DO THIS >> Tell how many lines carry the word "Pois"; the reply is the number and nothing else.

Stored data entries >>

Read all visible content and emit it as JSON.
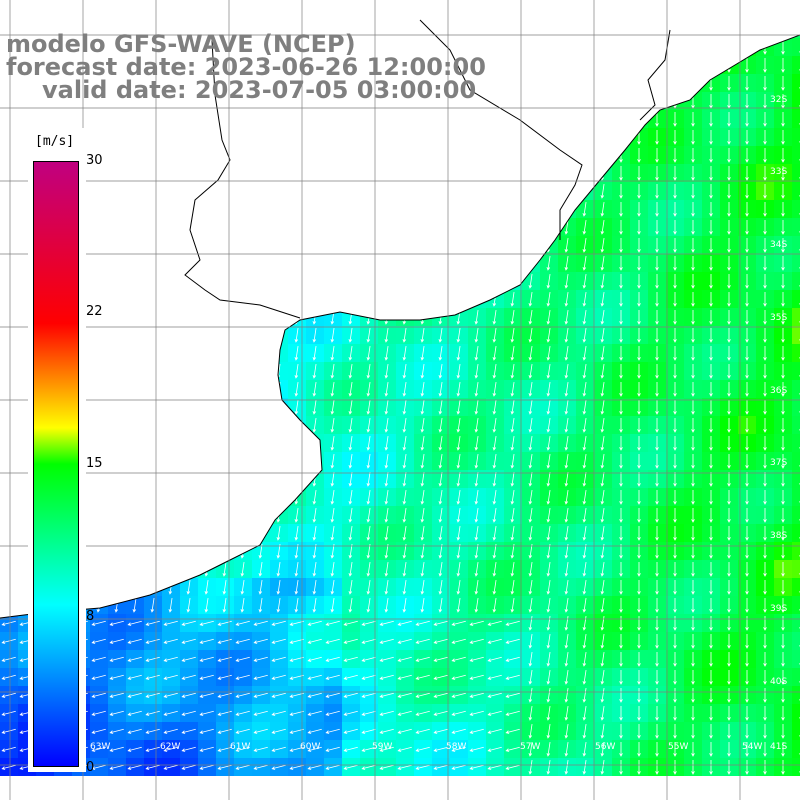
{
  "title": {
    "line1": "modelo GFS-WAVE (NCEP)",
    "line2": "forecast date: 2023-06-26 12:00:00",
    "line3": "valid date: 2023-07-05 03:00:00"
  },
  "colorbar": {
    "unit": "[m/s]",
    "ticks": [
      "30",
      "22",
      "15",
      "8",
      "0"
    ],
    "tick_values": [
      30,
      22,
      15,
      8,
      0
    ],
    "colors": [
      "#0000ff",
      "#00ffff",
      "#00ff00",
      "#ffff00",
      "#ff0000",
      "#c00080"
    ]
  },
  "map": {
    "lat_labels": [
      "32S",
      "33S",
      "34S",
      "35S",
      "36S",
      "37S",
      "38S",
      "39S",
      "40S",
      "41S"
    ],
    "lon_labels": [
      "63W",
      "62W",
      "61W",
      "60W",
      "59W",
      "58W",
      "57W",
      "56W",
      "55W",
      "54W"
    ],
    "land_color": "#ffffff",
    "grid_color": "#7f7f7f",
    "vector_color": "#ffffff",
    "wind_field": "wind speed (m/s) with direction vectors; strongest winds (~12-15 m/s) offshore to the east blowing southward, weakest (~3-6 m/s) near the southwest coast with westward flow"
  }
}
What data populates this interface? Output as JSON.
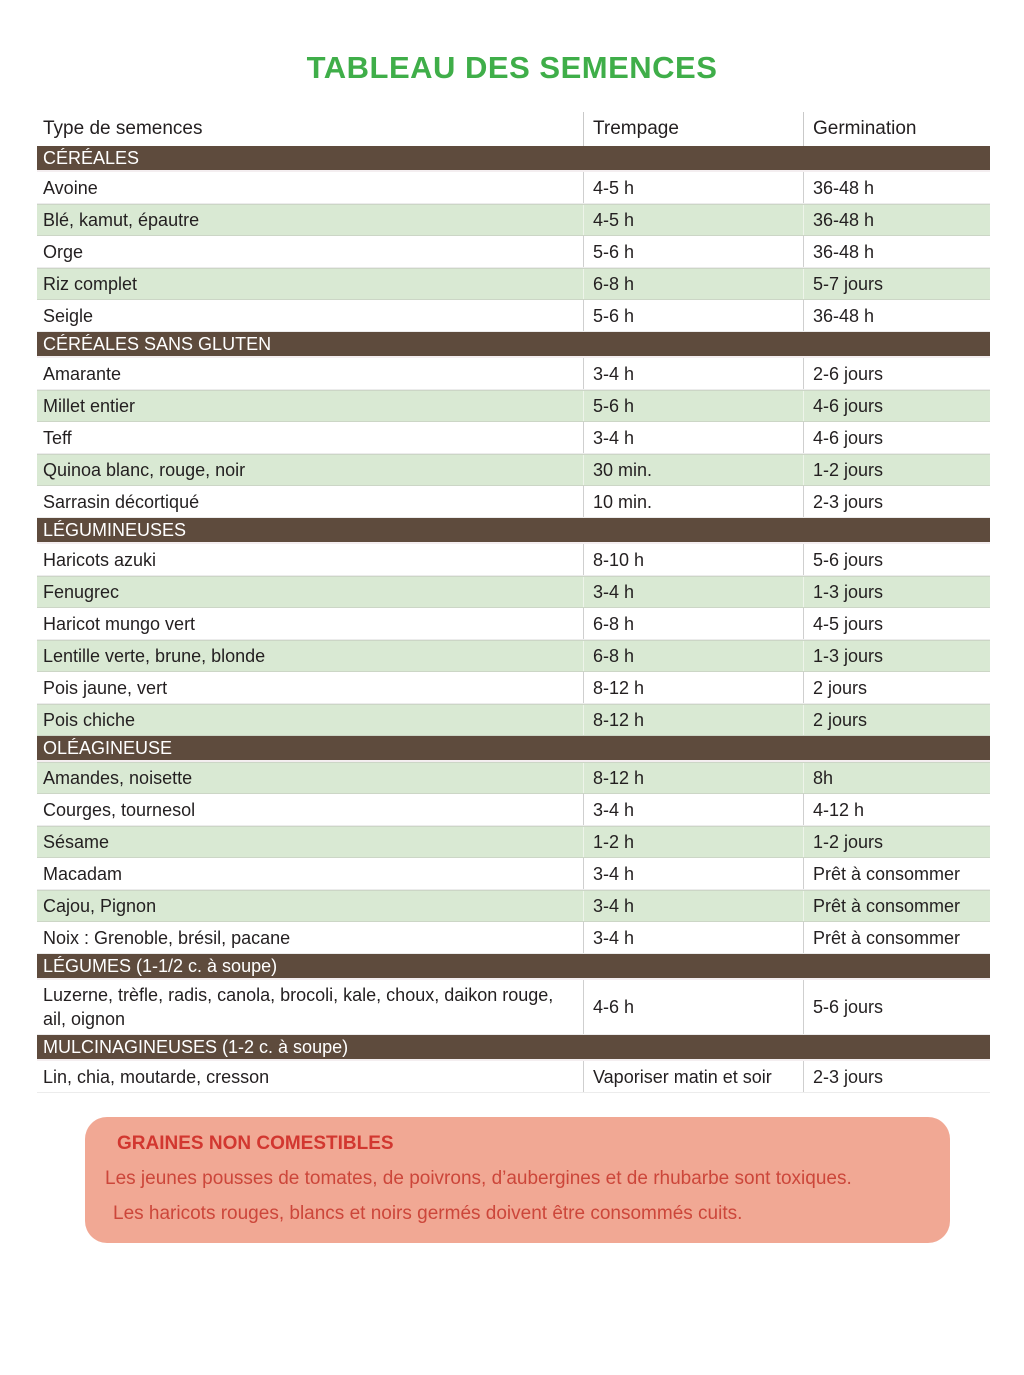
{
  "page": {
    "title": "TABLEAU DES SEMENCES"
  },
  "colors": {
    "title_green": "#3fae49",
    "section_brown": "#5e4b3d",
    "row_green": "#d9e9d3",
    "warning_bg": "#f1a894",
    "warning_red": "#d23730"
  },
  "table": {
    "columns": [
      "Type de semences",
      "Trempage",
      "Germination"
    ],
    "sections": [
      {
        "label": "CÉRÉALES",
        "rows": [
          {
            "name": "Avoine",
            "trempage": "4-5 h",
            "germination": "36-48 h",
            "shaded": false
          },
          {
            "name": "Blé, kamut, épautre",
            "trempage": "4-5 h",
            "germination": "36-48 h",
            "shaded": true
          },
          {
            "name": "Orge",
            "trempage": "5-6 h",
            "germination": "36-48 h",
            "shaded": false
          },
          {
            "name": "Riz complet",
            "trempage": "6-8 h",
            "germination": "5-7 jours",
            "shaded": true
          },
          {
            "name": "Seigle",
            "trempage": "5-6 h",
            "germination": "36-48 h",
            "shaded": false
          }
        ]
      },
      {
        "label": "CÉRÉALES SANS GLUTEN",
        "rows": [
          {
            "name": "Amarante",
            "trempage": "3-4 h",
            "germination": "2-6 jours",
            "shaded": false
          },
          {
            "name": "Millet entier",
            "trempage": "5-6 h",
            "germination": "4-6 jours",
            "shaded": true
          },
          {
            "name": "Teff",
            "trempage": "3-4 h",
            "germination": "4-6 jours",
            "shaded": false
          },
          {
            "name": "Quinoa blanc, rouge, noir",
            "trempage": "30 min.",
            "germination": "1-2 jours",
            "shaded": true
          },
          {
            "name": "Sarrasin décortiqué",
            "trempage": "10 min.",
            "germination": "2-3 jours",
            "shaded": false
          }
        ]
      },
      {
        "label": "LÉGUMINEUSES",
        "rows": [
          {
            "name": "Haricots azuki",
            "trempage": "8-10 h",
            "germination": "5-6 jours",
            "shaded": false
          },
          {
            "name": "Fenugrec",
            "trempage": "3-4 h",
            "germination": "1-3 jours",
            "shaded": true
          },
          {
            "name": "Haricot mungo vert",
            "trempage": "6-8 h",
            "germination": "4-5 jours",
            "shaded": false
          },
          {
            "name": "Lentille verte, brune, blonde",
            "trempage": "6-8 h",
            "germination": "1-3 jours",
            "shaded": true
          },
          {
            "name": "Pois jaune, vert",
            "trempage": "8-12 h",
            "germination": "2 jours",
            "shaded": false
          },
          {
            "name": "Pois chiche",
            "trempage": "8-12 h",
            "germination": "2 jours",
            "shaded": true
          }
        ]
      },
      {
        "label": "OLÉAGINEUSE",
        "rows": [
          {
            "name": "Amandes, noisette",
            "trempage": "8-12 h",
            "germination": "8h",
            "shaded": true
          },
          {
            "name": "Courges, tournesol",
            "trempage": "3-4 h",
            "germination": "4-12 h",
            "shaded": false
          },
          {
            "name": "Sésame",
            "trempage": "1-2 h",
            "germination": "1-2 jours",
            "shaded": true
          },
          {
            "name": "Macadam",
            "trempage": "3-4 h",
            "germination": "Prêt à consommer",
            "shaded": false
          },
          {
            "name": "Cajou, Pignon",
            "trempage": "3-4 h",
            "germination": "Prêt à consommer",
            "shaded": true
          },
          {
            "name": "Noix : Grenoble, brésil, pacane",
            "trempage": "3-4 h",
            "germination": "Prêt à consommer",
            "shaded": false
          }
        ]
      },
      {
        "label": "LÉGUMES (1-1/2 c. à soupe)",
        "rows": [
          {
            "name": "Luzerne, trèfle, radis, canola, brocoli, kale, choux, daikon rouge, ail, oignon",
            "trempage": "4-6 h",
            "germination": "5-6 jours",
            "shaded": false
          }
        ]
      },
      {
        "label": "MULCINAGINEUSES (1-2 c. à soupe)",
        "rows": [
          {
            "name": "Lin, chia, moutarde, cresson",
            "trempage": "Vaporiser matin et soir",
            "germination": "2-3 jours",
            "shaded": false
          }
        ]
      }
    ]
  },
  "warning": {
    "title": "GRAINES NON COMESTIBLES",
    "lines": [
      "Les jeunes pousses de tomates, de poivrons, d’aubergines et de rhubarbe sont toxiques.",
      "Les haricots rouges, blancs et noirs germés doivent être consommés cuits."
    ]
  }
}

SOLUTION TO THIS PROBLEM >> 2